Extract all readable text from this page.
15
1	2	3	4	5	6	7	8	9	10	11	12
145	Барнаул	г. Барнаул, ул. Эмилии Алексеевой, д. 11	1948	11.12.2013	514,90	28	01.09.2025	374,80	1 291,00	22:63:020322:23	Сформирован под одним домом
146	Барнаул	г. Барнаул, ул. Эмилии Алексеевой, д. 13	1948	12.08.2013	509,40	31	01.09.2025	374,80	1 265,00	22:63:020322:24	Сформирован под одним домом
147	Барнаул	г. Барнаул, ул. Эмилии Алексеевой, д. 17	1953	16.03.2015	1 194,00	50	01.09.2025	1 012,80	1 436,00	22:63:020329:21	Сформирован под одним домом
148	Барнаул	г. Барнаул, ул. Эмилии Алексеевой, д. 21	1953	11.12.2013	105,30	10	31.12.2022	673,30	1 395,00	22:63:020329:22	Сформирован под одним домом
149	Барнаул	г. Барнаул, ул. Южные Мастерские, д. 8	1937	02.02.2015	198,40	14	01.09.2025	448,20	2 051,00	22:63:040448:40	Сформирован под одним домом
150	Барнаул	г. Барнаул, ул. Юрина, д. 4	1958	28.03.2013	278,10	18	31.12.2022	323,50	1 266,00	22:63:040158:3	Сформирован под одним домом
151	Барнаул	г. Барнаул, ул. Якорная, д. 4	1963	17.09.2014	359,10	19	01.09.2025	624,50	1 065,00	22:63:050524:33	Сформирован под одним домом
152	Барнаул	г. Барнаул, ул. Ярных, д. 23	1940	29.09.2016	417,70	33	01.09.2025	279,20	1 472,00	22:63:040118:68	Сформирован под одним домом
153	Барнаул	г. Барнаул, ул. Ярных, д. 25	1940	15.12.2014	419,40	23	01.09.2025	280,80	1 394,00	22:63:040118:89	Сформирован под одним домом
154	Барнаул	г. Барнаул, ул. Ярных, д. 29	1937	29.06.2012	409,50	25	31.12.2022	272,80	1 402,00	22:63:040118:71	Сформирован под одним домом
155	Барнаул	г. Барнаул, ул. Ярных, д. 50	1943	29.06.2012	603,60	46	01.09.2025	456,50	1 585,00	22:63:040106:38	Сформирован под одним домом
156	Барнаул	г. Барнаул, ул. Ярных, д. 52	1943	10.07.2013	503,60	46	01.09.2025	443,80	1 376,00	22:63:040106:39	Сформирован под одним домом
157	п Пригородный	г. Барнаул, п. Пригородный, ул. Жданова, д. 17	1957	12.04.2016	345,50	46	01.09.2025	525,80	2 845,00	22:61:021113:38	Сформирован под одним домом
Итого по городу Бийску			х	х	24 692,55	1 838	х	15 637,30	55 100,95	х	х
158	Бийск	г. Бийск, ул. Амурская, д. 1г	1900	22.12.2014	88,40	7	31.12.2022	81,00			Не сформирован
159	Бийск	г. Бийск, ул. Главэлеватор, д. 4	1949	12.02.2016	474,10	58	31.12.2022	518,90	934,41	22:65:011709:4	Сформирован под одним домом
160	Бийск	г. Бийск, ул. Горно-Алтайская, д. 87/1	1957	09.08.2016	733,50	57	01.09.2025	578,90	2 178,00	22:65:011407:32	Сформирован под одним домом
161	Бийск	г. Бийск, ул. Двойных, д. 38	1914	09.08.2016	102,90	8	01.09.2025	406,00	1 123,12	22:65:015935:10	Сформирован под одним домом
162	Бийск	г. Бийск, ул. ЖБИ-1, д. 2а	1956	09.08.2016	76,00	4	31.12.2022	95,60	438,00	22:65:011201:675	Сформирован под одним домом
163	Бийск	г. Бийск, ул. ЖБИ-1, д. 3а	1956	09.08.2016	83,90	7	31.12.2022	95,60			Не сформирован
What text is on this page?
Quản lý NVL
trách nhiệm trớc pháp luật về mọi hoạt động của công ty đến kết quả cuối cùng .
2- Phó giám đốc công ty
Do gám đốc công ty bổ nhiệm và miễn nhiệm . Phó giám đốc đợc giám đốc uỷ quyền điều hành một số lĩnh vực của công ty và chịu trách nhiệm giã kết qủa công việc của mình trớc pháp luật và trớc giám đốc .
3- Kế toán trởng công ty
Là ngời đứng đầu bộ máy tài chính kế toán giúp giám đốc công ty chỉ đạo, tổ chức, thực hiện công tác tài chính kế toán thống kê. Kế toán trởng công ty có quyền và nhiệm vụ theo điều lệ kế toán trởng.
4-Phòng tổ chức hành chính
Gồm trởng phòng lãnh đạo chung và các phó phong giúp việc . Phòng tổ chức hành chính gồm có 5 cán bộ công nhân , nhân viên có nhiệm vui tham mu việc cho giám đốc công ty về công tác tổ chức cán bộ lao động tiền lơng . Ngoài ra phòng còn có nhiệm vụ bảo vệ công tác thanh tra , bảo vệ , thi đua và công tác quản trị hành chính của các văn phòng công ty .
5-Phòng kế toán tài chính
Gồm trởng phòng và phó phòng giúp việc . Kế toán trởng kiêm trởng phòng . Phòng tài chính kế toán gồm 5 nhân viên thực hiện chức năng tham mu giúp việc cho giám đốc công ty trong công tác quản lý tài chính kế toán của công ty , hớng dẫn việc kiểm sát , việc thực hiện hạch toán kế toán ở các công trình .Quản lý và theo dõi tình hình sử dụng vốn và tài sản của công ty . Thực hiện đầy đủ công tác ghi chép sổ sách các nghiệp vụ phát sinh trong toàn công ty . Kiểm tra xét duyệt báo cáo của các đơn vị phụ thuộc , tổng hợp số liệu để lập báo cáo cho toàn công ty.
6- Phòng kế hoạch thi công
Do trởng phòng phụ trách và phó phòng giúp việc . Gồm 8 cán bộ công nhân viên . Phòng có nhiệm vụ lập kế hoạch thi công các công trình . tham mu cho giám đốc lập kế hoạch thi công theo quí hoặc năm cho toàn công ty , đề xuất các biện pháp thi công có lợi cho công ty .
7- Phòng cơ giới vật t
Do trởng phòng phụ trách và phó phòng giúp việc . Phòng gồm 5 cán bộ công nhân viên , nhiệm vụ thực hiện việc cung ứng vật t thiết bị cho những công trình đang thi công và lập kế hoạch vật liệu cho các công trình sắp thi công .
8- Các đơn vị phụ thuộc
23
-*-*-
### WORK TO BE COMPLETED:
Transcribe all the entries, keeping each one exactly as it is.

### ANSWER TO THIS PROBLEM:
Extract all readable text from this page.
15
1	2	3	4	5	6	7	8	9	10	11	12
145	Барнаул	г. Барнаул, ул. Эмилии Алексеевой, д. 11	1948	11.12.2013	514,90	28	01.09.2025	374,80	1 291,00	22:63:020322:23	Сформирован под одним домом
146	Барнаул	г. Барнаул, ул. Эмилии Алексеевой, д. 13	1948	12.08.2013	509,40	31	01.09.2025	374,80	1 265,00	22:63:020322:24	Сформирован под одним домом
147	Барнаул	г. Барнаул, ул. Эмилии Алексеевой, д. 17	1953	16.03.2015	1 194,00	50	01.09.2025	1 012,80	1 436,00	22:63:020329:21	Сформирован под одним домом
148	Барнаул	г. Барнаул, ул. Эмилии Алексеевой, д. 21	1953	11.12.2013	105,30	10	31.12.2022	673,30	1 395,00	22:63:020329:22	Сформирован под одним домом
149	Барнаул	г. Барнаул, ул. Южные Мастерские, д. 8	1937	02.02.2015	198,40	14	01.09.2025	448,20	2 051,00	22:63:040448:40	Сформирован под одним домом
150	Барнаул	г. Барнаул, ул. Юрина, д. 4	1958	28.03.2013	278,10	18	31.12.2022	323,50	1 266,00	22:63:040158:3	Сформирован под одним домом
151	Барнаул	г. Барнаул, ул. Якорная, д. 4	1963	17.09.2014	359,10	19	01.09.2025	624,50	1 065,00	22:63:050524:33	Сформирован под одним домом
152	Барнаул	г. Барнаул, ул. Ярных, д. 23	1940	29.09.2016	417,70	33	01.09.2025	279,20	1 472,00	22:63:040118:68	Сформирован под одним домом
153	Барнаул	г. Барнаул, ул. Ярных, д. 25	1940	15.12.2014	419,40	23	01.09.2025	280,80	1 394,00	22:63:040118:89	Сформирован под одним домом
154	Барнаул	г. Барнаул, ул. Ярных, д. 29	1937	29.06.2012	409,50	25	31.12.2022	272,80	1 402,00	22:63:040118:71	Сформирован под одним домом
155	Барнаул	г. Барнаул, ул. Ярных, д. 50	1943	29.06.2012	603,60	46	01.09.2025	456,50	1 585,00	22:63:040106:38	Сформирован под одним домом
156	Барнаул	г. Барнаул, ул. Ярных, д. 52	1943	10.07.2013	503,60	46	01.09.2025	443,80	1 376,00	22:63:040106:39	Сформирован под одним домом
157	п Пригородный	г. Барнаул, п. Пригородный, ул. Жданова, д. 17	1957	12.04.2016	345,50	46	01.09.2025	525,80	2 845,00	22:61:021113:38	Сформирован под одним домом
Итого по городу Бийску			х	х	24 692,55	1 838	х	15 637,30	55 100,95	х	х
158	Бийск	г. Бийск, ул. Амурская, д. 1г	1900	22.12.2014	88,40	7	31.12.2022	81,00			Не сформирован
159	Бийск	г. Бийск, ул. Главэлеватор, д. 4	1949	12.02.2016	474,10	58	31.12.2022	518,90	934,41	22:65:011709:4	Сформирован под одним домом
160	Бийск	г. Бийск, ул. Горно-Алтайская, д. 87/1	1957	09.08.2016	733,50	57	01.09.2025	578,90	2 178,00	22:65:011407:32	Сформирован под одним домом
161	Бийск	г. Бийск, ул. Двойных, д. 38	1914	09.08.2016	102,90	8	01.09.2025	406,00	1 123,12	22:65:015935:10	Сформирован под одним домом
162	Бийск	г. Бийск, ул. ЖБИ-1, д. 2а	1956	09.08.2016	76,00	4	31.12.2022	95,60	438,00	22:65:011201:675	Сформирован под одним домом
163	Бийск	г. Бийск, ул. ЖБИ-1, д. 3а	1956	09.08.2016	83,90	7	31.12.2022	95,60			Не сформирован
What text is on this page?
Quản lý NVL
trách nhiệm trớc pháp luật về mọi hoạt động của công ty đến kết quả cuối cùng .
2- Phó giám đốc công ty
Do gám đốc công ty bổ nhiệm và miễn nhiệm . Phó giám đốc đợc giám đốc uỷ quyền điều hành một số lĩnh vực của công ty và chịu trách nhiệm giã kết qủa công việc của mình trớc pháp luật và trớc giám đốc .
3- Kế toán trởng công ty
Là ngời đứng đầu bộ máy tài chính kế toán giúp giám đốc công ty chỉ đạo, tổ chức, thực hiện công tác tài chính kế toán thống kê. Kế toán trởng công ty có quyền và nhiệm vụ theo điều lệ kế toán trởng.
4-Phòng tổ chức hành chính
Gồm trởng phòng lãnh đạo chung và các phó phong giúp việc . Phòng tổ chức hành chính gồm có 5 cán bộ công nhân , nhân viên có nhiệm vui tham mu việc cho giám đốc công ty về công tác tổ chức cán bộ lao động tiền lơng . Ngoài ra phòng còn có nhiệm vụ bảo vệ công tác thanh tra , bảo vệ , thi đua và công tác quản trị hành chính của các văn phòng công ty .
5-Phòng kế toán tài chính
Gồm trởng phòng và phó phòng giúp việc . Kế toán trởng kiêm trởng phòng . Phòng tài chính kế toán gồm 5 nhân viên thực hiện chức năng tham mu giúp việc cho giám đốc công ty trong công tác quản lý tài chính kế toán của công ty , hớng dẫn việc kiểm sát , việc thực hiện hạch toán kế toán ở các công trình .Quản lý và theo dõi tình hình sử dụng vốn và tài sản của công ty . Thực hiện đầy đủ công tác ghi chép sổ sách các nghiệp vụ phát sinh trong toàn công ty . Kiểm tra xét duyệt báo cáo của các đơn vị phụ thuộc , tổng hợp số liệu để lập báo cáo cho toàn công ty.
6- Phòng kế hoạch thi công
Do trởng phòng phụ trách và phó phòng giúp việc . Gồm 8 cán bộ công nhân viên . Phòng có nhiệm vụ lập kế hoạch thi công các công trình . tham mu cho giám đốc lập kế hoạch thi công theo quí hoặc năm cho toàn công ty , đề xuất các biện pháp thi công có lợi cho công ty .
7- Phòng cơ giới vật t
Do trởng phòng phụ trách và phó phòng giúp việc . Phòng gồm 5 cán bộ công nhân viên , nhiệm vụ thực hiện việc cung ứng vật t thiết bị cho những công trình đang thi công và lập kế hoạch vật liệu cho các công trình sắp thi công .
8- Các đơn vị phụ thuộc
23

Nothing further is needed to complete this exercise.